*STORED DATA*:
┌────────

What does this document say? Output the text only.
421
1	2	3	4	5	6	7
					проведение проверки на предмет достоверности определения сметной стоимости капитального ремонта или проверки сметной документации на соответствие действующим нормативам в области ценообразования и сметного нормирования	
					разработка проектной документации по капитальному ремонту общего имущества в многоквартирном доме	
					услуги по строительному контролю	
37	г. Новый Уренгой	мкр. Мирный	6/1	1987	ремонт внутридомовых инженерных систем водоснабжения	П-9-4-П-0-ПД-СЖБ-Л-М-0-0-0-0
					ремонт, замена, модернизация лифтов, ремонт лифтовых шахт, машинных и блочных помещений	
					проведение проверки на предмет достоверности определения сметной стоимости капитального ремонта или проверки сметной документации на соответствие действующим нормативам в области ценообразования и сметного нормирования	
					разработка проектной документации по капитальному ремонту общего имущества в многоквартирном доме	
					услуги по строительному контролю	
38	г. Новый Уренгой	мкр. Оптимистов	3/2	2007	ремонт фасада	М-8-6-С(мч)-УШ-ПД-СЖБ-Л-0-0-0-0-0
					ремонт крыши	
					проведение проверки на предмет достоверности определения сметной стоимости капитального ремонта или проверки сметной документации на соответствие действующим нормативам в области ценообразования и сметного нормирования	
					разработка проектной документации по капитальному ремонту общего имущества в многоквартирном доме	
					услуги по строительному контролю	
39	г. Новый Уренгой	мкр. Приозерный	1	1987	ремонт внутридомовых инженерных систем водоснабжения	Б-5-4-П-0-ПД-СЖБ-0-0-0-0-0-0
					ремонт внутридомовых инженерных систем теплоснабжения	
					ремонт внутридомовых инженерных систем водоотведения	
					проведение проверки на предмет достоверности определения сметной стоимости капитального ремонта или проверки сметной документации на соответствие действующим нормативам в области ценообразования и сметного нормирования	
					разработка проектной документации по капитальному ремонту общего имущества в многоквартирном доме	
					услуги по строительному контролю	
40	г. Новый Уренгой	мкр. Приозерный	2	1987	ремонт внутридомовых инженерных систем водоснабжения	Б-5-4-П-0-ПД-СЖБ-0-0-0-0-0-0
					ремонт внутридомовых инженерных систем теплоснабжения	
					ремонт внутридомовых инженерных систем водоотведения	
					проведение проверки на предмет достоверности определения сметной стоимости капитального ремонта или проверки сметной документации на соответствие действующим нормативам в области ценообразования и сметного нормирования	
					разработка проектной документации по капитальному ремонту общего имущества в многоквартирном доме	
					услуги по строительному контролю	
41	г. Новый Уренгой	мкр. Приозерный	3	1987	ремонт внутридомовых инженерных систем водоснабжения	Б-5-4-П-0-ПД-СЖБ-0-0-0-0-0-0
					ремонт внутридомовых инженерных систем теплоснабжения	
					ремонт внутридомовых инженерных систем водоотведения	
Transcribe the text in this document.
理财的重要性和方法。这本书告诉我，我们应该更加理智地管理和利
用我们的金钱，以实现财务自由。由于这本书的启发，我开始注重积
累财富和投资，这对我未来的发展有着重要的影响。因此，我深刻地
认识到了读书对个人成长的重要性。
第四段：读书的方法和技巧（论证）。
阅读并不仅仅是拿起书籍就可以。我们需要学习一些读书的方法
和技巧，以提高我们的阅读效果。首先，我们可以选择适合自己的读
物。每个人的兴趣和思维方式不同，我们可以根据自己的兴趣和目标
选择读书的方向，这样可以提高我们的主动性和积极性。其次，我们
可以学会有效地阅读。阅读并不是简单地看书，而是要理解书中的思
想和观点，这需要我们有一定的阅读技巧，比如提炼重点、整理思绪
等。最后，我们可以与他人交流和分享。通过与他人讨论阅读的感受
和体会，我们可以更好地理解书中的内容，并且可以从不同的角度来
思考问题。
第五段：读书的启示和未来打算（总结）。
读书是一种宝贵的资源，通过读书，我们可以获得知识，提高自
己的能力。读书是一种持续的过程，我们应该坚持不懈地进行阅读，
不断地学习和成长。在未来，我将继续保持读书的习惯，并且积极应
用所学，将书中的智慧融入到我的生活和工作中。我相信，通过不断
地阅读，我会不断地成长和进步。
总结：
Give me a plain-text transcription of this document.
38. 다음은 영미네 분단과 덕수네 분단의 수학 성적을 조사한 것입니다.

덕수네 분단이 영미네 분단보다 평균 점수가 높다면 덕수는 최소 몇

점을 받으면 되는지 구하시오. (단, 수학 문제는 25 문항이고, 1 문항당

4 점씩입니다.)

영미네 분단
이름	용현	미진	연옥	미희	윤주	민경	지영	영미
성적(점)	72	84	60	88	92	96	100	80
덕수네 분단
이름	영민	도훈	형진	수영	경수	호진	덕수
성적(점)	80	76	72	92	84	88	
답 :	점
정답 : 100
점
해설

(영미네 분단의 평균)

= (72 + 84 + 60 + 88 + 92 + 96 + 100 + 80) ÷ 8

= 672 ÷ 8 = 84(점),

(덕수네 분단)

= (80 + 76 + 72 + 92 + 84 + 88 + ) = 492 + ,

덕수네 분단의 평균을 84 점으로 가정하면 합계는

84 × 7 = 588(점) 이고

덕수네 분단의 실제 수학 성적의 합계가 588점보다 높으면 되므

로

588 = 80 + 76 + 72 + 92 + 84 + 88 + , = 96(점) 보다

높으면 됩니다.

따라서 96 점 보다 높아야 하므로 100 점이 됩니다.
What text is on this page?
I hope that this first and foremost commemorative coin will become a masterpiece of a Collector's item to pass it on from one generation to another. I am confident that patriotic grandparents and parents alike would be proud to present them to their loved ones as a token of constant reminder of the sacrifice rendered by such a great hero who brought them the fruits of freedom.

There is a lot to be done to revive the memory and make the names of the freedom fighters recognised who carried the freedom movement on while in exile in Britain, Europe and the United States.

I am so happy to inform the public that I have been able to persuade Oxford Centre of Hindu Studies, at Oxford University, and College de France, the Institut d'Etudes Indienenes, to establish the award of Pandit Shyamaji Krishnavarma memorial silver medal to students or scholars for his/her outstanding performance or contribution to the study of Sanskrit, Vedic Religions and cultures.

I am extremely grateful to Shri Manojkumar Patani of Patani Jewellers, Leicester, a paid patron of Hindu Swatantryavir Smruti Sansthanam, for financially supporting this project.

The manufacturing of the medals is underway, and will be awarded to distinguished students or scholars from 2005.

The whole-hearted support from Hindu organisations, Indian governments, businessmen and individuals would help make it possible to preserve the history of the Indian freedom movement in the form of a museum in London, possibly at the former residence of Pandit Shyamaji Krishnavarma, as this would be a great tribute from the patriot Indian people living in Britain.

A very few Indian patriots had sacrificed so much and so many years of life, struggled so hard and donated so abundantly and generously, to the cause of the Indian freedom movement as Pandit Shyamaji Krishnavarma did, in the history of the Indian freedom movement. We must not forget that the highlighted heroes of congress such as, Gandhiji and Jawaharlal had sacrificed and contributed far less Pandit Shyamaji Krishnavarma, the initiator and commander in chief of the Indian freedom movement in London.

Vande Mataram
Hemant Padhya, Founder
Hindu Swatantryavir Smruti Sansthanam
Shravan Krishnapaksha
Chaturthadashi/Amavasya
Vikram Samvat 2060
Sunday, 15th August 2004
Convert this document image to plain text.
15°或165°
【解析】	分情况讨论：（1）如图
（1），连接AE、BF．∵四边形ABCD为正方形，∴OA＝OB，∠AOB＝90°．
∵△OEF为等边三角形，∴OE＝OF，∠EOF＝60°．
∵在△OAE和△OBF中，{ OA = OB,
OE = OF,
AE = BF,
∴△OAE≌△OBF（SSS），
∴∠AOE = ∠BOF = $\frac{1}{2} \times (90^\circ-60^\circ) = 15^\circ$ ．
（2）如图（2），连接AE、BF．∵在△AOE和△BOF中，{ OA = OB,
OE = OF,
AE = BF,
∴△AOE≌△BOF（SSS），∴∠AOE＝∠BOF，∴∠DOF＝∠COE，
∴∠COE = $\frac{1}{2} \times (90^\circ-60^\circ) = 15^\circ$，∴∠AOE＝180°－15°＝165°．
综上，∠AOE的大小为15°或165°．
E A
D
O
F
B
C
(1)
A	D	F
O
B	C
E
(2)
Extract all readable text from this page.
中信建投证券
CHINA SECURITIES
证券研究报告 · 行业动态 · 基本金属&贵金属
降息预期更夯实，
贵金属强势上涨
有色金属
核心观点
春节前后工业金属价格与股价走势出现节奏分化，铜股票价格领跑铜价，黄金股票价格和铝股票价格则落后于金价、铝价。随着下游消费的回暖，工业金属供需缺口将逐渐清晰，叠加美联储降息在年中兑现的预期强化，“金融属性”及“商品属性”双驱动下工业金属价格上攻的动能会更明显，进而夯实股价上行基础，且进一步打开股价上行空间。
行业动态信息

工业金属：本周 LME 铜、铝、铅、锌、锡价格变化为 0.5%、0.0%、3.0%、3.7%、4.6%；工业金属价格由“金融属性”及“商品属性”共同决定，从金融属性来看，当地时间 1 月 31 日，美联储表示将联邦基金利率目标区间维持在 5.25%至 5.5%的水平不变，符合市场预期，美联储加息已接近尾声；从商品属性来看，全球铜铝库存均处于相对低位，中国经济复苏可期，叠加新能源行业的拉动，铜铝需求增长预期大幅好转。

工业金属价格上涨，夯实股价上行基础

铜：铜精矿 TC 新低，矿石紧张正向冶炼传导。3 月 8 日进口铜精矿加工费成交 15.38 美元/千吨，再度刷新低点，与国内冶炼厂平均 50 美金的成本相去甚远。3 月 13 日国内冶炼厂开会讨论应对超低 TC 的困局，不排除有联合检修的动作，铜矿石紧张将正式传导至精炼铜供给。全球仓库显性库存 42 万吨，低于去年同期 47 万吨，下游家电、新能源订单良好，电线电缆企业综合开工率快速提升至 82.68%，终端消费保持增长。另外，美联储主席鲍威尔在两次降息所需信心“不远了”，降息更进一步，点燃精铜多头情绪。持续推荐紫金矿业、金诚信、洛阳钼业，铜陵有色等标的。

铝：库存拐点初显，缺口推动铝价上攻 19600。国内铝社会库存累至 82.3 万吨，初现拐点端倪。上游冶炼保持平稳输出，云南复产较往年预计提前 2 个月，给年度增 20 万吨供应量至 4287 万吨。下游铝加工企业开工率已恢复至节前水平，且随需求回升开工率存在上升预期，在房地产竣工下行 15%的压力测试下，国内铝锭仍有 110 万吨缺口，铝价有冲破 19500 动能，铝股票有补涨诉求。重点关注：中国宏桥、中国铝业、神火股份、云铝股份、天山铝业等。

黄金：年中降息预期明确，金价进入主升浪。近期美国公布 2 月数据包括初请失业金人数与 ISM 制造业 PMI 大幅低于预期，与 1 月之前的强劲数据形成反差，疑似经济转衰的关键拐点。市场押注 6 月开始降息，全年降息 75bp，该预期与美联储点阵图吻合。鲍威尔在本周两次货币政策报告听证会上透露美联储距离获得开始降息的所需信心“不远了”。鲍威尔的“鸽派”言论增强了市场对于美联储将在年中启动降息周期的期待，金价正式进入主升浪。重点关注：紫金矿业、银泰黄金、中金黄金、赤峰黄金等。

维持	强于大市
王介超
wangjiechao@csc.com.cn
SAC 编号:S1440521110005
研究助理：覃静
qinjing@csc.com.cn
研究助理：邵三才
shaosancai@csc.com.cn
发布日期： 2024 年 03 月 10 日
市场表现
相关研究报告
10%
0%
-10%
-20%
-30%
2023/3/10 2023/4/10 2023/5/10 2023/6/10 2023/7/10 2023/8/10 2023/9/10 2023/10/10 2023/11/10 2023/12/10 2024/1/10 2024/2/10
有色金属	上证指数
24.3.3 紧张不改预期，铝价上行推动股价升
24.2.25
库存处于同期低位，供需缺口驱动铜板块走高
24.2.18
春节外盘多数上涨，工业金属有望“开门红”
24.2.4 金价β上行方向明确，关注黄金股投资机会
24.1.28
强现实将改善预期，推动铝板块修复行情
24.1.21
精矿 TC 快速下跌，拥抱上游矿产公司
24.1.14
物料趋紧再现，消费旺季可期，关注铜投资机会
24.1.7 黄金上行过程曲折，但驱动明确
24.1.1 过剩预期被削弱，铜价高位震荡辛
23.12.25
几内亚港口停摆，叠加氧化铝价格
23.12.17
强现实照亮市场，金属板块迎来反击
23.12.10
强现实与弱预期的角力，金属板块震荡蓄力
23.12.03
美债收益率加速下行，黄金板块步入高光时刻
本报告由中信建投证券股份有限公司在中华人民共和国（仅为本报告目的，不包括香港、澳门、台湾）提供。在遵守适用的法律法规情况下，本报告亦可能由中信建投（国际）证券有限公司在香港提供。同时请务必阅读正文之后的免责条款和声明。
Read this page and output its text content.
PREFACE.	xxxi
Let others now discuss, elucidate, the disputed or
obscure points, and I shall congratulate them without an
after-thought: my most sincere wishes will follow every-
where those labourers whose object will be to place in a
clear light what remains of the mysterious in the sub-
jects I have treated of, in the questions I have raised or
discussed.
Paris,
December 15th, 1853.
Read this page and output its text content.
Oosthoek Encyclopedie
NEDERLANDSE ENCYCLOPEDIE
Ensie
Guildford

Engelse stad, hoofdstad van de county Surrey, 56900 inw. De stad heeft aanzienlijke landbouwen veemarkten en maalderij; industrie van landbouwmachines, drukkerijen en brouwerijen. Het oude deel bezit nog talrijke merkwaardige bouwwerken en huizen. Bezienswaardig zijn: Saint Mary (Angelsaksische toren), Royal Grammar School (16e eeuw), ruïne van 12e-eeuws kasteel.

└────────

*SHORT EXERCISE*:
State the count of lines that contain the string "Уренгой". Nothing else is needed.

*TASK RESPONSE*:
5